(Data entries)

>> begin

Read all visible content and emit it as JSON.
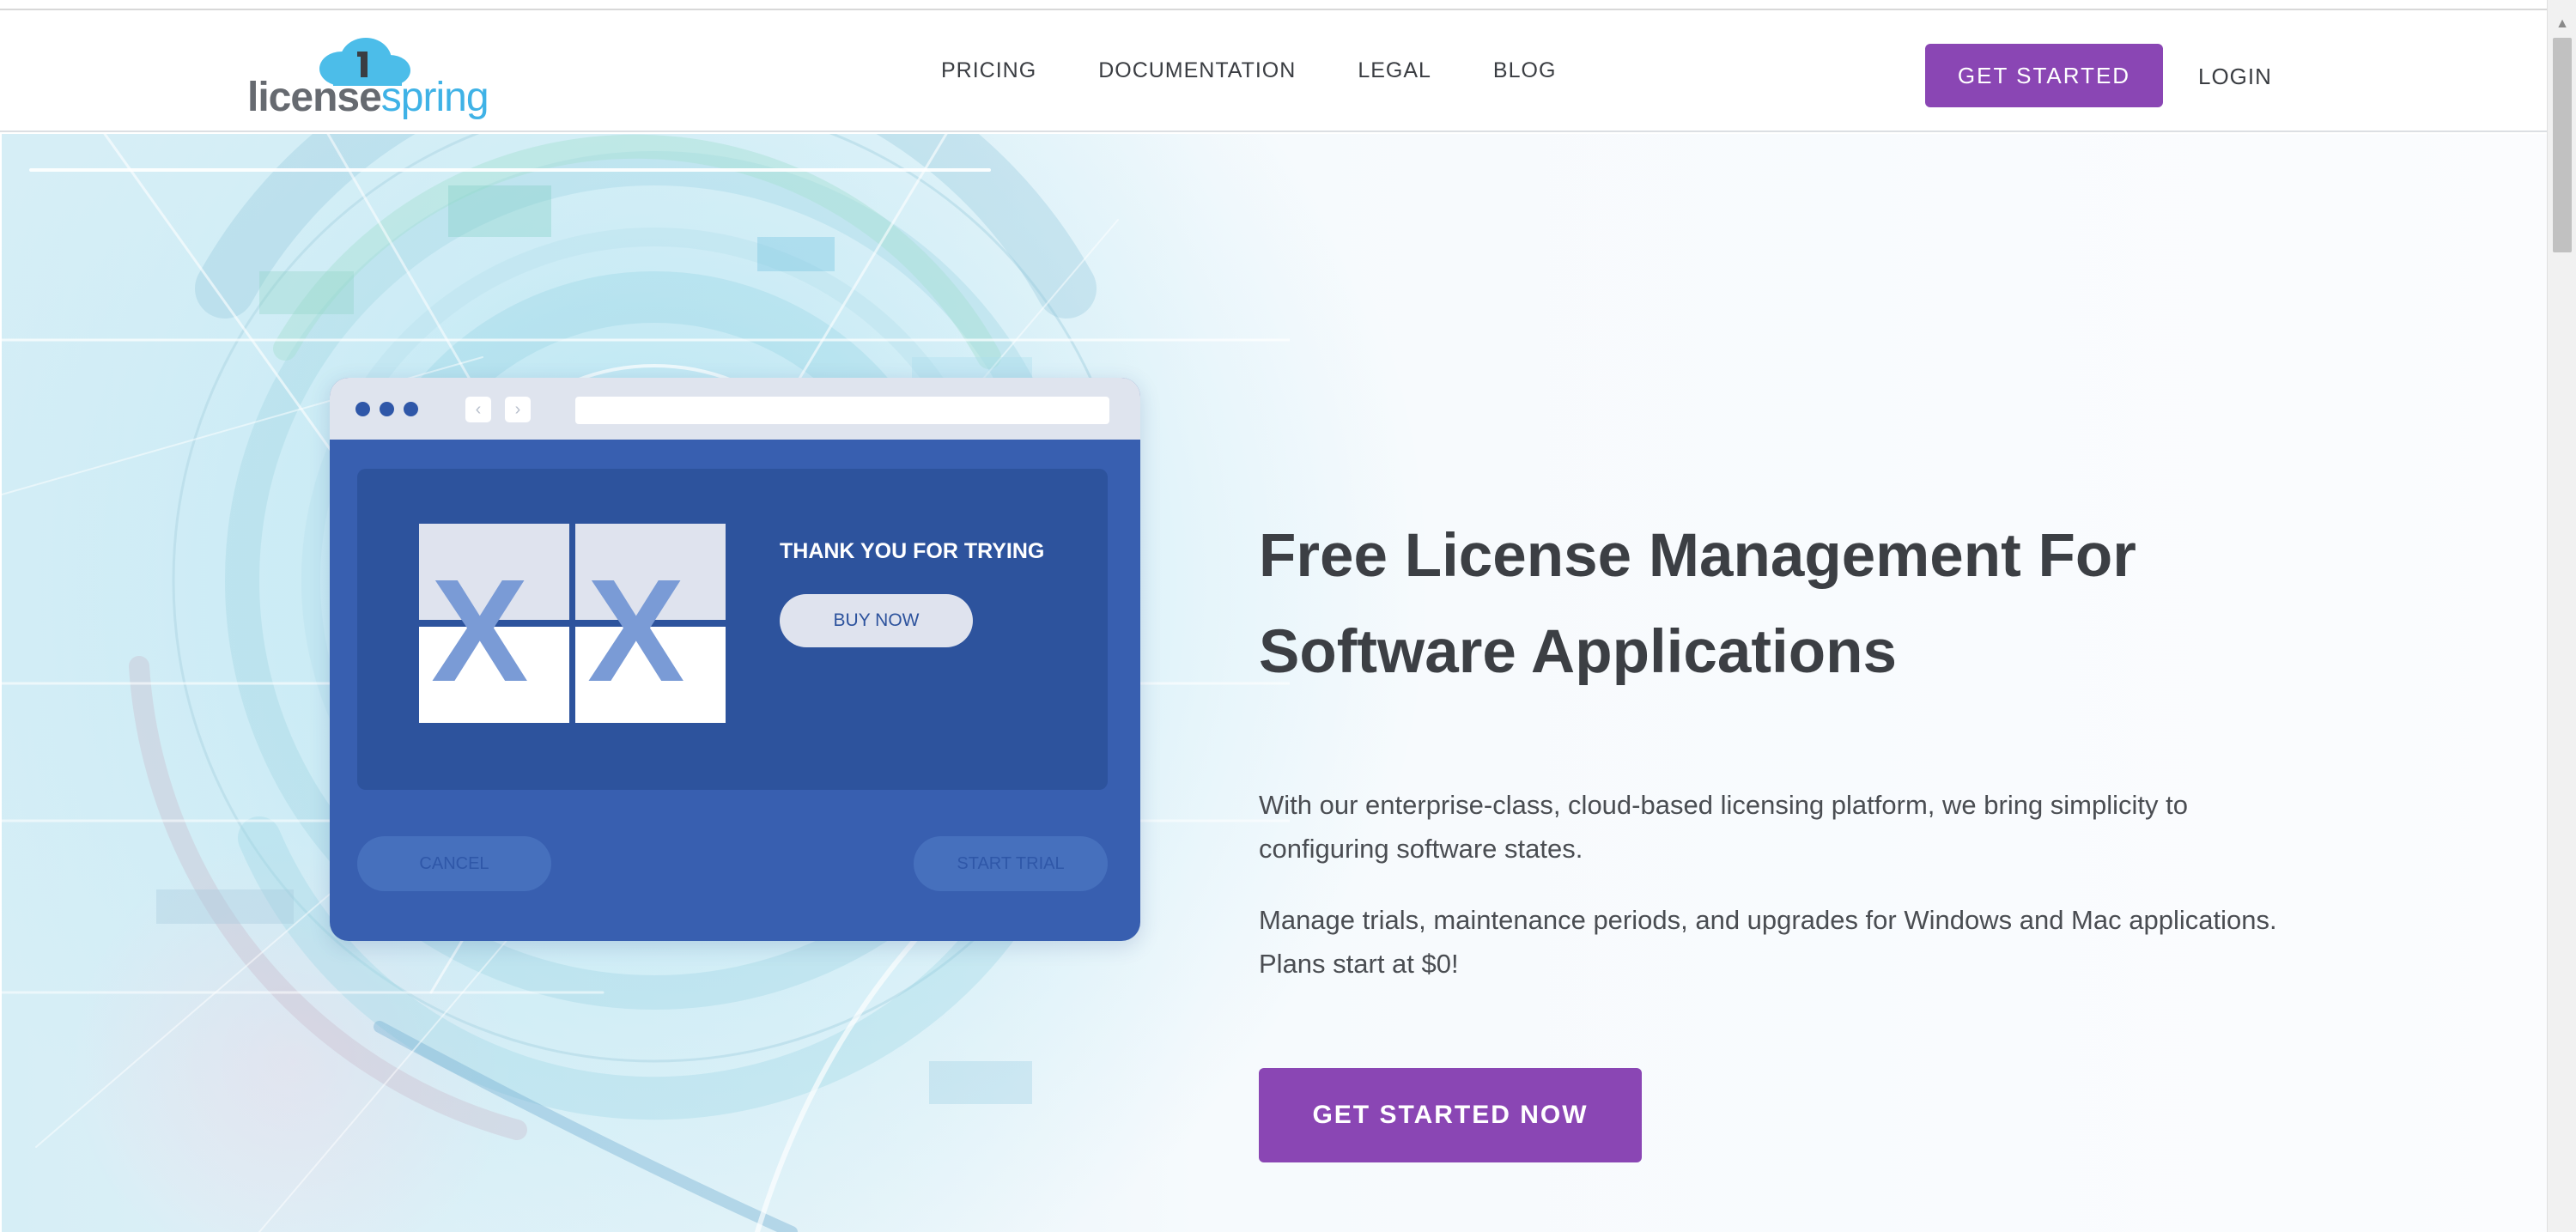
{
  "header": {
    "logo": {
      "part1": "license",
      "part2": "spring"
    },
    "nav": [
      {
        "label": "PRICING"
      },
      {
        "label": "DOCUMENTATION"
      },
      {
        "label": "LEGAL"
      },
      {
        "label": "BLOG"
      }
    ],
    "get_started_label": "GET STARTED",
    "login_label": "LOGIN"
  },
  "hero": {
    "title_line1": "Free License Management For",
    "title_line2": "Software Applications",
    "paragraph1": "With our enterprise-class, cloud-based licensing platform, we bring simplicity to configuring software states.",
    "paragraph2": "Manage trials, maintenance periods, and upgrades for Windows and Mac applications. Plans start at $0!",
    "cta_label": "GET STARTED NOW"
  },
  "mockup": {
    "nav_back": "‹",
    "nav_forward": "›",
    "tile_mark": "X",
    "thanks_text": "THANK YOU FOR TRYING",
    "buy_label": "BUY NOW",
    "cancel_label": "CANCEL",
    "start_trial_label": "START TRIAL"
  },
  "scrollbar": {
    "up_arrow": "▲"
  },
  "colors": {
    "brand_purple": "#8a46b4",
    "logo_blue": "#3fb2e6",
    "mockup_blue": "#385fb0",
    "text_dark": "#3c3f44"
  },
  "icons": [
    "cloud-logo-icon",
    "chevron-left-icon",
    "chevron-right-icon",
    "scroll-up-arrow-icon"
  ]
}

>> end

** Do this **
Copy the material above exactly and drop the pictures.

** Solution for this task **
Read all visible content and emit it as JSON.
{
  "header": {
    "logo": {
      "part1": "license",
      "part2": "spring"
    },
    "nav": [
      {
        "label": "PRICING"
      },
      {
        "label": "DOCUMENTATION"
      },
      {
        "label": "LEGAL"
      },
      {
        "label": "BLOG"
      }
    ],
    "get_started_label": "GET STARTED",
    "login_label": "LOGIN"
  },
  "hero": {
    "title_line1": "Free License Management For",
    "title_line2": "Software Applications",
    "paragraph1": "With our enterprise-class, cloud-based licensing platform, we bring simplicity to configuring software states.",
    "paragraph2": "Manage trials, maintenance periods, and upgrades for Windows and Mac applications. Plans start at $0!",
    "cta_label": "GET STARTED NOW"
  },
  "mockup": {
    "nav_back": "‹",
    "nav_forward": "›",
    "tile_mark": "X",
    "thanks_text": "THANK YOU FOR TRYING",
    "buy_label": "BUY NOW",
    "cancel_label": "CANCEL",
    "start_trial_label": "START TRIAL"
  },
  "scrollbar": {
    "up_arrow": "▲"
  },
  "colors": {
    "brand_purple": "#8a46b4",
    "logo_blue": "#3fb2e6",
    "mockup_blue": "#385fb0",
    "text_dark": "#3c3f44"
  },
  "icons": [
    "cloud-logo-icon",
    "chevron-left-icon",
    "chevron-right-icon",
    "scroll-up-arrow-icon"
  ]
}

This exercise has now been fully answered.